> **AIM OF THE TASK**
Write out every line below that includes the word "Schizophrenia".

===

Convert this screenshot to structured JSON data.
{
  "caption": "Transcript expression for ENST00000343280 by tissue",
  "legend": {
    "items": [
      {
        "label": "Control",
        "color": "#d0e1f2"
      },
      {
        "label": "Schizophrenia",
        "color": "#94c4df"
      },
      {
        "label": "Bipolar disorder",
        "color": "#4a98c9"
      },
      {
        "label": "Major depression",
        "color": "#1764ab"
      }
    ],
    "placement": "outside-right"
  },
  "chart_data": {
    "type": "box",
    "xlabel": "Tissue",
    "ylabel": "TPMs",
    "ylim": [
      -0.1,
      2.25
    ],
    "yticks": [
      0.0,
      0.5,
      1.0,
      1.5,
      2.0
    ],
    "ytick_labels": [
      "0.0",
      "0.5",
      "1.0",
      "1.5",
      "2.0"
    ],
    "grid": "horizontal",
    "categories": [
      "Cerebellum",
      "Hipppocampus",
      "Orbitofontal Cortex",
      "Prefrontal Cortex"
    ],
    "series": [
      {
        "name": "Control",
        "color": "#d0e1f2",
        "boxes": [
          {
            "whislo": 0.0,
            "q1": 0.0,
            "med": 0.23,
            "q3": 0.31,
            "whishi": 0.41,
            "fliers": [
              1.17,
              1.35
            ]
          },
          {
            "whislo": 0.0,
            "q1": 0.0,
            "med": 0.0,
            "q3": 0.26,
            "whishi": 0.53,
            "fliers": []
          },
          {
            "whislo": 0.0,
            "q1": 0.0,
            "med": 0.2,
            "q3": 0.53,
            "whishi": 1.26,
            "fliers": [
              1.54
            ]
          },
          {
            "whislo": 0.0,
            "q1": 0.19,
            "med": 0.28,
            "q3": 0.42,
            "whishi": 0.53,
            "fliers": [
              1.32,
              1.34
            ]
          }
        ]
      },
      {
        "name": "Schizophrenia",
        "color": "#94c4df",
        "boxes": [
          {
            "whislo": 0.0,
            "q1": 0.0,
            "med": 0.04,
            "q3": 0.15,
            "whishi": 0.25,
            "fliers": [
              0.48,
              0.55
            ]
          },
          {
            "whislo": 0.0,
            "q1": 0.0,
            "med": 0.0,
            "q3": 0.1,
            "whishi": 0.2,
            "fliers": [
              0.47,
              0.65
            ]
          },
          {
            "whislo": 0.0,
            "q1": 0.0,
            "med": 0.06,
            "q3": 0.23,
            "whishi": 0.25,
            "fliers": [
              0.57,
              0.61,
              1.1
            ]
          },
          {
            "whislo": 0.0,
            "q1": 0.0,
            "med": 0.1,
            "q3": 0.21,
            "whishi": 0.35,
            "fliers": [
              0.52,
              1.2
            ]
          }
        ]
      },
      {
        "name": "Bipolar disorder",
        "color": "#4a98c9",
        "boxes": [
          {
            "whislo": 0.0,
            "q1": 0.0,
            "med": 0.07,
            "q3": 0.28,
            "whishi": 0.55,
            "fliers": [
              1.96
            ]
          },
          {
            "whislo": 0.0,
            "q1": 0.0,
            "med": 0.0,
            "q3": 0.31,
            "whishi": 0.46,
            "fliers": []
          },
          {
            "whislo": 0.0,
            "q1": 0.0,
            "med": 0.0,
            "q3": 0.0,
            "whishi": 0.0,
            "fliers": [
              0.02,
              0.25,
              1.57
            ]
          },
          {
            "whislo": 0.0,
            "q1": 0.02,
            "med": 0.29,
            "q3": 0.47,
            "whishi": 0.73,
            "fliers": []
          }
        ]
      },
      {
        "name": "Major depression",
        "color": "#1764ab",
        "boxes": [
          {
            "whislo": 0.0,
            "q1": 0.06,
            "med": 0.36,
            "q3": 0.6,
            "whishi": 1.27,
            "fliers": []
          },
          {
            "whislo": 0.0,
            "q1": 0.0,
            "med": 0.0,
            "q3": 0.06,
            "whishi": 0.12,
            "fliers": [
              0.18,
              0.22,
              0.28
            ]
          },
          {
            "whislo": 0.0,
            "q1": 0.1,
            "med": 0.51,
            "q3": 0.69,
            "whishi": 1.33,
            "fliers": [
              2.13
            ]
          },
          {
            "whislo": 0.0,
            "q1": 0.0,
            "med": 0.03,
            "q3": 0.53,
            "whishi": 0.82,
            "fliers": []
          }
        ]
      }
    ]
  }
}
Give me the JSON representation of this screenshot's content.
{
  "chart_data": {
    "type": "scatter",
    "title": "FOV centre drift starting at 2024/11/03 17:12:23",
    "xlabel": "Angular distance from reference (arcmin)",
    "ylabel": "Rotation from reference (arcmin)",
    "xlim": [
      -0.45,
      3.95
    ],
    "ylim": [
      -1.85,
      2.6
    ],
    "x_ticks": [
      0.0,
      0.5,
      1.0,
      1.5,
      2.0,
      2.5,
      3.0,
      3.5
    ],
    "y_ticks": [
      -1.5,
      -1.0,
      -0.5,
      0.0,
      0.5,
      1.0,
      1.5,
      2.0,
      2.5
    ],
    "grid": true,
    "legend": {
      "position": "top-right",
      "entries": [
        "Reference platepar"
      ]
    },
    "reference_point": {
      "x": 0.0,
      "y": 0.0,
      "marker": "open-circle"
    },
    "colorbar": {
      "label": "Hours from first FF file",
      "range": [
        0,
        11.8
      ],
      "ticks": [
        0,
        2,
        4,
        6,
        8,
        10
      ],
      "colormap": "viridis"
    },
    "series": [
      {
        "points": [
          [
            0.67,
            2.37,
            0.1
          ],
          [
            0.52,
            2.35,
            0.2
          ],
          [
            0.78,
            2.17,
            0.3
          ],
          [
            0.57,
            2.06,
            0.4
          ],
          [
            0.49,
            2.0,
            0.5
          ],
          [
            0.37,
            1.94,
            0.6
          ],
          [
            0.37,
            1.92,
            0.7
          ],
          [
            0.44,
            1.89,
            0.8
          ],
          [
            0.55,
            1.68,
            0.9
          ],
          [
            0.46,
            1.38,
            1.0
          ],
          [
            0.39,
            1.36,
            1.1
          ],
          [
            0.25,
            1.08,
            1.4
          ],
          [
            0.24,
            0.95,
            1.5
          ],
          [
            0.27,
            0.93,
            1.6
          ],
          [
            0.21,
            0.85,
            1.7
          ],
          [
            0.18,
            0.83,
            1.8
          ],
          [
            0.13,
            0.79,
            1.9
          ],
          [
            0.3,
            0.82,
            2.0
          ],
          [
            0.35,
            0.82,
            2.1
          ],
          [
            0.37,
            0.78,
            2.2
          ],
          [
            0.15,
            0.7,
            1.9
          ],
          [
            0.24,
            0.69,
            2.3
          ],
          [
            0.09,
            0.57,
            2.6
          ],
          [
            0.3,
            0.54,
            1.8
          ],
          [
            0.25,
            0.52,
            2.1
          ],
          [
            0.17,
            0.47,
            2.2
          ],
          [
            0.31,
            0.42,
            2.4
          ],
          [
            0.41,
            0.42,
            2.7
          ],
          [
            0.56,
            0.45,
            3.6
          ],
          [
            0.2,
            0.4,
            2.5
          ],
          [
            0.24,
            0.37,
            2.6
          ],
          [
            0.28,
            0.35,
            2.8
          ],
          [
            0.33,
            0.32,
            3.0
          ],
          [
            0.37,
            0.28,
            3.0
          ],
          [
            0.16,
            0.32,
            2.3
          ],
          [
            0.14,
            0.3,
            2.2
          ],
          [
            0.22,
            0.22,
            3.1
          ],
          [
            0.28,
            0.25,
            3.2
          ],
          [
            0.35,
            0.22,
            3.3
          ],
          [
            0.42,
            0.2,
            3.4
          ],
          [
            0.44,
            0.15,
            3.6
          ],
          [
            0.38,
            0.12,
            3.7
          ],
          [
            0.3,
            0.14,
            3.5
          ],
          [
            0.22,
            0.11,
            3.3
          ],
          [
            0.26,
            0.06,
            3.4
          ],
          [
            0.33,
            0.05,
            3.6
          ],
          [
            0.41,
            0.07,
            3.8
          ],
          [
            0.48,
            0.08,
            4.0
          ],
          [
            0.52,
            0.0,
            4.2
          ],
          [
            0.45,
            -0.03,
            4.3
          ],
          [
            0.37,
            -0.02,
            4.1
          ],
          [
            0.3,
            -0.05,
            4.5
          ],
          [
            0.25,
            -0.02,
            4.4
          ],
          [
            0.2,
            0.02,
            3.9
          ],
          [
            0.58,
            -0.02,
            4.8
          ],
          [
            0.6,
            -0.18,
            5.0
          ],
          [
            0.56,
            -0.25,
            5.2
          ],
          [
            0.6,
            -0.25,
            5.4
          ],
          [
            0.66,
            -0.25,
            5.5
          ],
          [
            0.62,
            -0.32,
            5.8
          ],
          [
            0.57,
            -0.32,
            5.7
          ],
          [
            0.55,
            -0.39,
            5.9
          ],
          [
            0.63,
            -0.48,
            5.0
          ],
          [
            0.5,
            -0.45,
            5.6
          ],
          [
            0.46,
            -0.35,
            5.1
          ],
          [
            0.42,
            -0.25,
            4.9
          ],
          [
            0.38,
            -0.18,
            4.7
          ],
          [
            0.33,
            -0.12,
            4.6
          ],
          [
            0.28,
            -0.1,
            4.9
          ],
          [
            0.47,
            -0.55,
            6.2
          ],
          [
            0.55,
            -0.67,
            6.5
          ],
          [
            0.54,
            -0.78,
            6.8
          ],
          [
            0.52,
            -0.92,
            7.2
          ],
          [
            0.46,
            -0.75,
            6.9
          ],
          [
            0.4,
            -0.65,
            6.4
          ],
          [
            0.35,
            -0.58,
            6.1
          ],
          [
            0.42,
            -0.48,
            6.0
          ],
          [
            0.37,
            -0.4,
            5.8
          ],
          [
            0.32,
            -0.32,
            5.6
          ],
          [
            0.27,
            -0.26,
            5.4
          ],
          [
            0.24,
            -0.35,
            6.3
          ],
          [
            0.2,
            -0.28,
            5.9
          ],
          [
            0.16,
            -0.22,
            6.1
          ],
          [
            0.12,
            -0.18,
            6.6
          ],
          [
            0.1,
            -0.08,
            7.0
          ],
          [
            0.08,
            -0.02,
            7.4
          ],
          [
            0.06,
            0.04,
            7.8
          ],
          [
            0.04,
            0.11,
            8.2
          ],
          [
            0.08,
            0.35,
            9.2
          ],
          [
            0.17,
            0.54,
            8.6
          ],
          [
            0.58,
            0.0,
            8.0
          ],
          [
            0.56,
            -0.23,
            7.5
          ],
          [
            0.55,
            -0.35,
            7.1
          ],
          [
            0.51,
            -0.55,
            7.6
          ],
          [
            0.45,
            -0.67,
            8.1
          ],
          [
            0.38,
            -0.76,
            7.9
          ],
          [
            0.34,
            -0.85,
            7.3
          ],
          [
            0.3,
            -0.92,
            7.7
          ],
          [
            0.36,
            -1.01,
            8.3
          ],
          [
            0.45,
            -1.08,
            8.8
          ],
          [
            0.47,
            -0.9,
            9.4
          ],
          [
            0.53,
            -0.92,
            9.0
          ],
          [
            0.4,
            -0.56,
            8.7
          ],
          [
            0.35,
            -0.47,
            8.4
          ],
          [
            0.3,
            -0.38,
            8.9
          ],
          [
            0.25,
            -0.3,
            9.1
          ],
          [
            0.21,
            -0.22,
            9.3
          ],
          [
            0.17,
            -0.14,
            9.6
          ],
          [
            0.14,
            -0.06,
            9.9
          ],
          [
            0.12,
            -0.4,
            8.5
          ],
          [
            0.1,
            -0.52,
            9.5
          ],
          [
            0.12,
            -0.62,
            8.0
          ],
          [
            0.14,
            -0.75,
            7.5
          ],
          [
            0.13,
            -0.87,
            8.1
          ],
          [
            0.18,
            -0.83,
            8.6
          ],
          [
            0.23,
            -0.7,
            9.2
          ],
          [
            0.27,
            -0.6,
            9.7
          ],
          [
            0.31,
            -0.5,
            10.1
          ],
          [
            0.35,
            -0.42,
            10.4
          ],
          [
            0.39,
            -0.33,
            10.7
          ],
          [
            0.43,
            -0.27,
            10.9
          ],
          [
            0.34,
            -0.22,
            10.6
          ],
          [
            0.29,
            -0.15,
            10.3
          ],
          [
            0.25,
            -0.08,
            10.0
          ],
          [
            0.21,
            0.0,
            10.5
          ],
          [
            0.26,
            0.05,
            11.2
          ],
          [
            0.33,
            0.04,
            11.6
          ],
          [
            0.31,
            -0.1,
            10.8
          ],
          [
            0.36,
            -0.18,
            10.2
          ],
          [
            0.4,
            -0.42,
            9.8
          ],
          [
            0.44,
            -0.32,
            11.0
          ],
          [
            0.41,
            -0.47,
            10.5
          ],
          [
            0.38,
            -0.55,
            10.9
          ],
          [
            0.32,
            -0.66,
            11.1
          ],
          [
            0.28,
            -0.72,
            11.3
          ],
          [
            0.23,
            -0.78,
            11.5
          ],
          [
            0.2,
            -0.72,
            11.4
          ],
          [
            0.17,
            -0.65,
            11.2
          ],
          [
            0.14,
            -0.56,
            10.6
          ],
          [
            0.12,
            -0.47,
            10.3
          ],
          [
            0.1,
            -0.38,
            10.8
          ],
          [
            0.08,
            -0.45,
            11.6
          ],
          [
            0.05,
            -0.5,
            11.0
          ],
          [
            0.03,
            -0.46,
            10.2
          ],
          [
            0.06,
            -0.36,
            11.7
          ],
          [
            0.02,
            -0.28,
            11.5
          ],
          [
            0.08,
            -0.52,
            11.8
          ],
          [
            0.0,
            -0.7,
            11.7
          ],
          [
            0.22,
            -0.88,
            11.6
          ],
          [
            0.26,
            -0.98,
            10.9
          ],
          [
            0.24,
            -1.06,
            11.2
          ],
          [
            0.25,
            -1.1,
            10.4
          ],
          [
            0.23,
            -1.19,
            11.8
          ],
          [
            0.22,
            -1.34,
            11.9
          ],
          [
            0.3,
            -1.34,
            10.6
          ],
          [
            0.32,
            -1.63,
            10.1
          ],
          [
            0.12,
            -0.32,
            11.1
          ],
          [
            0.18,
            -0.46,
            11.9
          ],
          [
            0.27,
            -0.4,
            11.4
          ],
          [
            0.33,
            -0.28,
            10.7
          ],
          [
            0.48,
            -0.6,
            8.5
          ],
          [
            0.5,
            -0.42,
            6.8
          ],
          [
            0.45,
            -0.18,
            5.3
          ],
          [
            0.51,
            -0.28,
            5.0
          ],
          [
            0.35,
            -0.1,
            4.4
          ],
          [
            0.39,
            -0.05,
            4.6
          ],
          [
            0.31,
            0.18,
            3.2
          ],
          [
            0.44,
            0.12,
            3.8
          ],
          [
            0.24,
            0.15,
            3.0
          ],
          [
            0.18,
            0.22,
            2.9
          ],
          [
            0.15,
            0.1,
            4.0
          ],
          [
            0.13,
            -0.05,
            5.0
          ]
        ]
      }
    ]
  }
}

===

> **TASK SOLUTION**
        "label": "Schizophrenia",
        "name": "Schizophrenia",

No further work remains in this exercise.